Data shown =
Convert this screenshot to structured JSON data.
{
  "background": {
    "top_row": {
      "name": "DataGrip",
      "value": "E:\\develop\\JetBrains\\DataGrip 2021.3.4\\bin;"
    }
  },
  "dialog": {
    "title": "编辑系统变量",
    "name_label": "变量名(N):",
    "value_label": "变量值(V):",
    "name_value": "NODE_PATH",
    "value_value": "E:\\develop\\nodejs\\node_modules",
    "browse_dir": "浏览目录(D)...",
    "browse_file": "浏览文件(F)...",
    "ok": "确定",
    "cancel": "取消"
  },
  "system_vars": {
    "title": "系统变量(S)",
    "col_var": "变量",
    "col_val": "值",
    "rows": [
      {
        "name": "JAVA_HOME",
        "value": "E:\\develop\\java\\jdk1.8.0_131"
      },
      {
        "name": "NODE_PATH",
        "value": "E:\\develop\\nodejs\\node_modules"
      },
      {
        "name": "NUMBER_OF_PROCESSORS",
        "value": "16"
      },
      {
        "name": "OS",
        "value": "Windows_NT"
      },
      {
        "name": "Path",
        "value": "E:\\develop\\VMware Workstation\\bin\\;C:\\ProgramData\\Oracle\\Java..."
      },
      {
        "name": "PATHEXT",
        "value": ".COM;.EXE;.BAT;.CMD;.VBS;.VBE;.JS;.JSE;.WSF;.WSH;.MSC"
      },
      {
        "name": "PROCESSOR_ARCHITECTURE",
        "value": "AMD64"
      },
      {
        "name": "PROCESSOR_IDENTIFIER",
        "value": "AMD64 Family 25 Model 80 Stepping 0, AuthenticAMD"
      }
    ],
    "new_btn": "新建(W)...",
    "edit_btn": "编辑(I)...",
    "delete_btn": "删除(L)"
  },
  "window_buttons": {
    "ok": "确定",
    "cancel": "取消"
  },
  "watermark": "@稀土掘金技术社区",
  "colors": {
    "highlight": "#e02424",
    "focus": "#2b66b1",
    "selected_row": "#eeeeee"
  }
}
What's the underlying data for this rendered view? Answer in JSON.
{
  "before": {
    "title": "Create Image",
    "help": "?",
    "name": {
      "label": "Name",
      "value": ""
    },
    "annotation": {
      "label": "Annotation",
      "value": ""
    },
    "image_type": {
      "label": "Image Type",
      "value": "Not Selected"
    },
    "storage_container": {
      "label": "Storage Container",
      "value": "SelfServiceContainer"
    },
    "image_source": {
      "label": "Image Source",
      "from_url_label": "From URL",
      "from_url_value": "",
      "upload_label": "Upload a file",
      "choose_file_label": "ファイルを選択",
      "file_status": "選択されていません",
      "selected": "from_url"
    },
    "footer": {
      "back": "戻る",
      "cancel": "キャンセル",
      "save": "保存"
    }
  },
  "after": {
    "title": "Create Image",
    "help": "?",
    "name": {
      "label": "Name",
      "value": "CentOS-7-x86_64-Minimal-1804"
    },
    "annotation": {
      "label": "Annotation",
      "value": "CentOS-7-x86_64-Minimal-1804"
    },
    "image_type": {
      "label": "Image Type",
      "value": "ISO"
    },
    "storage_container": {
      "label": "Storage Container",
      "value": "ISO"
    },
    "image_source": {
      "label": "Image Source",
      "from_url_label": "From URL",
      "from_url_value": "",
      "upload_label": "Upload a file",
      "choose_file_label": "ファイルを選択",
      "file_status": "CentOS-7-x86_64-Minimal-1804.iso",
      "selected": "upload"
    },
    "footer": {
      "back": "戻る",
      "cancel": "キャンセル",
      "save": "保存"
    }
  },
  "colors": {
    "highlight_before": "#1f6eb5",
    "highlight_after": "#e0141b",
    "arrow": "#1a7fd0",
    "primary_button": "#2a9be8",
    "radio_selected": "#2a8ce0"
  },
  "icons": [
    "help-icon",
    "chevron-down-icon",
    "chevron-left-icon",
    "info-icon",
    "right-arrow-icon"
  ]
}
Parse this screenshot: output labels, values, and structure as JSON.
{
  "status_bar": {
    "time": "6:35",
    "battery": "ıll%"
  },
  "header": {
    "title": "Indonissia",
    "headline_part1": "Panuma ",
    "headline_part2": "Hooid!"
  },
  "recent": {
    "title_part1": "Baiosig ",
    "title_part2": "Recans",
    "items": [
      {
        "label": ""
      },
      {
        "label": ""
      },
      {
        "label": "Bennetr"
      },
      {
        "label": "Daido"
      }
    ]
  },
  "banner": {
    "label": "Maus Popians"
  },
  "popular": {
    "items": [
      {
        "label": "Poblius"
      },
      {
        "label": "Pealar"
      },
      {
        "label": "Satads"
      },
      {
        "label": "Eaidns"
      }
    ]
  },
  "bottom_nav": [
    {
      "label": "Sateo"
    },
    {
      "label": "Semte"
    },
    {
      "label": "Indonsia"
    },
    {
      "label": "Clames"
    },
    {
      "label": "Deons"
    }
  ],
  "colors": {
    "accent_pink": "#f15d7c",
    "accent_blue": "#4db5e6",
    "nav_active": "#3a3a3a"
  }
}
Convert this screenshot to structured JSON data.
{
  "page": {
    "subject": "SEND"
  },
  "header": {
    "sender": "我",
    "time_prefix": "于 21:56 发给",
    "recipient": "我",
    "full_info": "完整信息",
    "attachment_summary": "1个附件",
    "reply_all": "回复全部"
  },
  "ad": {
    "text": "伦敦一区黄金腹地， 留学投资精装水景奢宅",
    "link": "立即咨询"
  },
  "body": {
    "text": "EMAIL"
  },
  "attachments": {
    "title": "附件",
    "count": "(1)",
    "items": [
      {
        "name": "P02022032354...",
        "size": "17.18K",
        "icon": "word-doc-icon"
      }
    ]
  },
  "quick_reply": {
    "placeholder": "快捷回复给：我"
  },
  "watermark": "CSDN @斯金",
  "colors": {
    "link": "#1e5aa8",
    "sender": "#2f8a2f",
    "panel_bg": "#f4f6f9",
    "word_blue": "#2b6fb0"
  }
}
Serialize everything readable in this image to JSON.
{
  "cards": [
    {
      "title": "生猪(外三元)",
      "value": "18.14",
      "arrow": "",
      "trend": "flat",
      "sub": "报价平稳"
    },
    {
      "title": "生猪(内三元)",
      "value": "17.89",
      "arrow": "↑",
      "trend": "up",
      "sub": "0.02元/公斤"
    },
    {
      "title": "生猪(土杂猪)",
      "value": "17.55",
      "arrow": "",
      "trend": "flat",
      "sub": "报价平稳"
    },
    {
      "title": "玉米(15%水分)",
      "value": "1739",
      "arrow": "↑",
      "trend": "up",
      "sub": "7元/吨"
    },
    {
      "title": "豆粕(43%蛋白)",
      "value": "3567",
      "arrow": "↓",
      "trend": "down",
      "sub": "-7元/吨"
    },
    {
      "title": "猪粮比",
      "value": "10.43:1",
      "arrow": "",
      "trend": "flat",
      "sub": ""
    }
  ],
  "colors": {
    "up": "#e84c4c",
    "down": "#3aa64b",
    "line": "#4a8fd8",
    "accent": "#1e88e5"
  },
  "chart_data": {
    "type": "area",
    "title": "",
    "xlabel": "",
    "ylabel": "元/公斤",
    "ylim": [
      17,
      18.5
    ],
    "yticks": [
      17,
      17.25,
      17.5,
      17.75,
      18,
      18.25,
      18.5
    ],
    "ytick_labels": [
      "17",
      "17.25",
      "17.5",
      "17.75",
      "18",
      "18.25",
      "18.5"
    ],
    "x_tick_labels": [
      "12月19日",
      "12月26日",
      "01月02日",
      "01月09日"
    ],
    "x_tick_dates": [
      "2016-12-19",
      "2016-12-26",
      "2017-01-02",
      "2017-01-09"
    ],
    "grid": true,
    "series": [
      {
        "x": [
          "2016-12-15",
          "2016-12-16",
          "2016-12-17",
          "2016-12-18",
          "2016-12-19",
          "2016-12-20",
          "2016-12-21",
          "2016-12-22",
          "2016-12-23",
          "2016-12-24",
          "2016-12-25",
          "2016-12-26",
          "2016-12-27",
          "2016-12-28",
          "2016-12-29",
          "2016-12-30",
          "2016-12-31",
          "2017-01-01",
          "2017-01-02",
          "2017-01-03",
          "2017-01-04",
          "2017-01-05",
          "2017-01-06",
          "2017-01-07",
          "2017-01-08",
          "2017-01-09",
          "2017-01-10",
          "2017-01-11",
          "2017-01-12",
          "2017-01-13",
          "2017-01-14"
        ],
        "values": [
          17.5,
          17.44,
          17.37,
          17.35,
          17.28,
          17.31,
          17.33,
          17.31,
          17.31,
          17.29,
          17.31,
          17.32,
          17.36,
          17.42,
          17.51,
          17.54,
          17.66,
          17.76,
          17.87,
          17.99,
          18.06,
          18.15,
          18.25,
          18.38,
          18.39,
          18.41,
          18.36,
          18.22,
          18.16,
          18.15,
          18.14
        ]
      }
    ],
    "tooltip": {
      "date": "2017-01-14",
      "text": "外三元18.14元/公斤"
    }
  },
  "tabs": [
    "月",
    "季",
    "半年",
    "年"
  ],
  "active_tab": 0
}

Given problem =
Look through the records and gather every line containing "text".

Worked solution =
    "text": "伦敦一区黄金腹地， 留学投资精装水景奢宅",
    "text": "EMAIL"
      "text": "外三元18.14元/公斤"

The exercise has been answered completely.